Stated problem — Lines that hold the word "question" should be located and copied.

Stored dataset items —
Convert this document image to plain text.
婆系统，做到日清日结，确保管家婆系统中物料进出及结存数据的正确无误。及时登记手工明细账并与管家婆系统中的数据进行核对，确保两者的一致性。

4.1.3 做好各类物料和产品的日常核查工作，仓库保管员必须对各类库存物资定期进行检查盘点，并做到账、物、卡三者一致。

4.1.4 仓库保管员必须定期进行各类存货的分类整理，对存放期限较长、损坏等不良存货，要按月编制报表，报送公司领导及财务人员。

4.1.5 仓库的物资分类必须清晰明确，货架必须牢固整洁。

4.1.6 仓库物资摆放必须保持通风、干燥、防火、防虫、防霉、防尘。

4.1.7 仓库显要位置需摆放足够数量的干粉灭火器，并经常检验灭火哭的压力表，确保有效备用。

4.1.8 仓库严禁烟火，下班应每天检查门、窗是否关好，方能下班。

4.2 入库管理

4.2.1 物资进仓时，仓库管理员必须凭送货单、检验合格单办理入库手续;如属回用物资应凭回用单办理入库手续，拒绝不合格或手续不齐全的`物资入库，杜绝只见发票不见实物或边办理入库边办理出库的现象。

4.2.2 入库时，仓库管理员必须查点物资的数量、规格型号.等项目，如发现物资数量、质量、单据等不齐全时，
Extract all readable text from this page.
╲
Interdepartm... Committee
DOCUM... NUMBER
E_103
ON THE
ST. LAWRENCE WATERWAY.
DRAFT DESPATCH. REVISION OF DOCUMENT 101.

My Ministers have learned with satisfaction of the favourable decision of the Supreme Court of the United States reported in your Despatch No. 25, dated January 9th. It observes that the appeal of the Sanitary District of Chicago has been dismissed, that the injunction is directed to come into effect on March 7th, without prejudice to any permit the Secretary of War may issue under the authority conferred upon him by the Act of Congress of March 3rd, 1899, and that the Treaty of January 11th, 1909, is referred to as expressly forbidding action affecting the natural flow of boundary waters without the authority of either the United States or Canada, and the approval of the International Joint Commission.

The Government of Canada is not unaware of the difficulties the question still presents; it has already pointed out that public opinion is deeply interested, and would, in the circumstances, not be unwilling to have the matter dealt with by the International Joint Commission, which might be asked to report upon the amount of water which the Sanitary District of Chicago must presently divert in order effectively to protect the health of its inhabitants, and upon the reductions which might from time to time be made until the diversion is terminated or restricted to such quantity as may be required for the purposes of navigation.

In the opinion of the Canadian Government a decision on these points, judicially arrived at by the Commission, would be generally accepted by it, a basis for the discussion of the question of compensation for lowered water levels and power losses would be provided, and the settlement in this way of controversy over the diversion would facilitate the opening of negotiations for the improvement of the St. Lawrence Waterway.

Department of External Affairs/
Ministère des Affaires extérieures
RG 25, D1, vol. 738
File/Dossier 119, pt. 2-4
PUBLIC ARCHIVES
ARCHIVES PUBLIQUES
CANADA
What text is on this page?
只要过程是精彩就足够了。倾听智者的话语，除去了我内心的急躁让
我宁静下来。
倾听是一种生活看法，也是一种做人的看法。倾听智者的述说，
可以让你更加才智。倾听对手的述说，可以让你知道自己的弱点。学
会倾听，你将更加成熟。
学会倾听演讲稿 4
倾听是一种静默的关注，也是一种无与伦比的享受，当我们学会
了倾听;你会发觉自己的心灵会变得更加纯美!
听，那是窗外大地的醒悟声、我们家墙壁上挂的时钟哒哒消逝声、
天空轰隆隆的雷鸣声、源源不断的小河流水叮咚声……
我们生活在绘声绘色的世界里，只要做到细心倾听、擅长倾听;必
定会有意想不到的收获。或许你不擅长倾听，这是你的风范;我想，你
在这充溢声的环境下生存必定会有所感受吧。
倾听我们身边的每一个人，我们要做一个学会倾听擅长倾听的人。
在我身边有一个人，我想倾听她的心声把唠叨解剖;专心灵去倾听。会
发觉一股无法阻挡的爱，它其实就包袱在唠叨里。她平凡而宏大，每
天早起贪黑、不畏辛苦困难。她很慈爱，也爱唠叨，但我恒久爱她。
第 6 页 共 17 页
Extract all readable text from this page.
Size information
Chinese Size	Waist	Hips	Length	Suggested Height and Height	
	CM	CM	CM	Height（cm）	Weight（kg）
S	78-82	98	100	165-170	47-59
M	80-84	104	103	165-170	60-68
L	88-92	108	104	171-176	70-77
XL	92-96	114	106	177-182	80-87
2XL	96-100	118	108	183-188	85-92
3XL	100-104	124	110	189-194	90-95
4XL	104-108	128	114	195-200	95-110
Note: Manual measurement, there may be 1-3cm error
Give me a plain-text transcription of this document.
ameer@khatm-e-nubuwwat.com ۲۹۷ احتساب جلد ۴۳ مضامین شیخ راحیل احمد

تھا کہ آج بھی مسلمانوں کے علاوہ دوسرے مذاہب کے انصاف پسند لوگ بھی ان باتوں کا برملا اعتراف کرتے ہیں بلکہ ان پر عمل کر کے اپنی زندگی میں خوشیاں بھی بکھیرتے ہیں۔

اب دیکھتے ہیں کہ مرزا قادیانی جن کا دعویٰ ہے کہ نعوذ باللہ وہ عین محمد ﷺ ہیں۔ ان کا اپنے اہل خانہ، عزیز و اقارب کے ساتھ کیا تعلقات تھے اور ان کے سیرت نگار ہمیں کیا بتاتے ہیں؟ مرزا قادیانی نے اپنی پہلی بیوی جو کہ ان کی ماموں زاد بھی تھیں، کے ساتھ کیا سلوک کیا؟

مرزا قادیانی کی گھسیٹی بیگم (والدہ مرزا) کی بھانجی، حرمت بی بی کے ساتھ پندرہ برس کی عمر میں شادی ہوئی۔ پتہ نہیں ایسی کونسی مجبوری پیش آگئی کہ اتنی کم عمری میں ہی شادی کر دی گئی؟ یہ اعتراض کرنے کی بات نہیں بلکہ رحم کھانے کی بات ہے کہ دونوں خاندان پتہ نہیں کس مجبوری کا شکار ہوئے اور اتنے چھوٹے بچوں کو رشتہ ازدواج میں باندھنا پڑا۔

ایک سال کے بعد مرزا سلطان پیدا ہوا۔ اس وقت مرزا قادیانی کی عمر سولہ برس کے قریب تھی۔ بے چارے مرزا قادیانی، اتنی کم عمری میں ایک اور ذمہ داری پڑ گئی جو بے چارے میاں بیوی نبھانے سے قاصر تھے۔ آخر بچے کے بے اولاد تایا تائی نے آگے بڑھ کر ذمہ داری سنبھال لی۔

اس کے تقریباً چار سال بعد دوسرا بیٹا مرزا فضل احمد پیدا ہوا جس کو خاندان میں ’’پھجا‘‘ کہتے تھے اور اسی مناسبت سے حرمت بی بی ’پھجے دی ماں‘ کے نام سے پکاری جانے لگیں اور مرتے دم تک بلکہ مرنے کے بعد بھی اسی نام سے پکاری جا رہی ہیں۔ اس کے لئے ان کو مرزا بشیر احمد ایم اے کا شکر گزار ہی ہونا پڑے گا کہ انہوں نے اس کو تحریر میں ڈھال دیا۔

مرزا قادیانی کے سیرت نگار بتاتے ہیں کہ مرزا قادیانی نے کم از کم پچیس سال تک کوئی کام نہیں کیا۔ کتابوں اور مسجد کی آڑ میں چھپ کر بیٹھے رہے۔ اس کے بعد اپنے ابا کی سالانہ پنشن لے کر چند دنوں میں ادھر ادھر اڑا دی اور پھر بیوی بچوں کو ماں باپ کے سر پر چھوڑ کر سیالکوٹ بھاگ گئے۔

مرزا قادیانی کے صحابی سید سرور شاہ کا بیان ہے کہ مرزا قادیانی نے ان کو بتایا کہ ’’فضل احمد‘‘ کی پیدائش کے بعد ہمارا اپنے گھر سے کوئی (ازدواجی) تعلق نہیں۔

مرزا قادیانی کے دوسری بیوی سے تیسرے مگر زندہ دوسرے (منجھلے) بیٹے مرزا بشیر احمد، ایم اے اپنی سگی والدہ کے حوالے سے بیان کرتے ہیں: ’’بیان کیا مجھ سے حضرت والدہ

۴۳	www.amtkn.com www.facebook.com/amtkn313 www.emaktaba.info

Correct answer —
The Government of Canada is not unaware of the difficulties the question still presents; it has already pointed out that public opinion is deeply interested, and would, in the circumstances, not be unwilling to have the matter dealt with by the International Joint Commission, which might be asked to report upon the amount of water which the Sanitary District of Chicago must presently divert in order effectively to protect the health of its inhabitants, and upon the reductions which might from time to time be made until the diversion is terminated or restricted to such quantity as may be required for the purposes of navigation.
In the opinion of the Canadian Government a decision on these points, judicially arrived at by the Commission, would be generally accepted by it, a basis for the discussion of the question of compensation for lowered water levels and power losses would be provided, and the settlement in this way of controversy over the diversion would facilitate the opening of negotiations for the improvement of the St. Lawrence Waterway.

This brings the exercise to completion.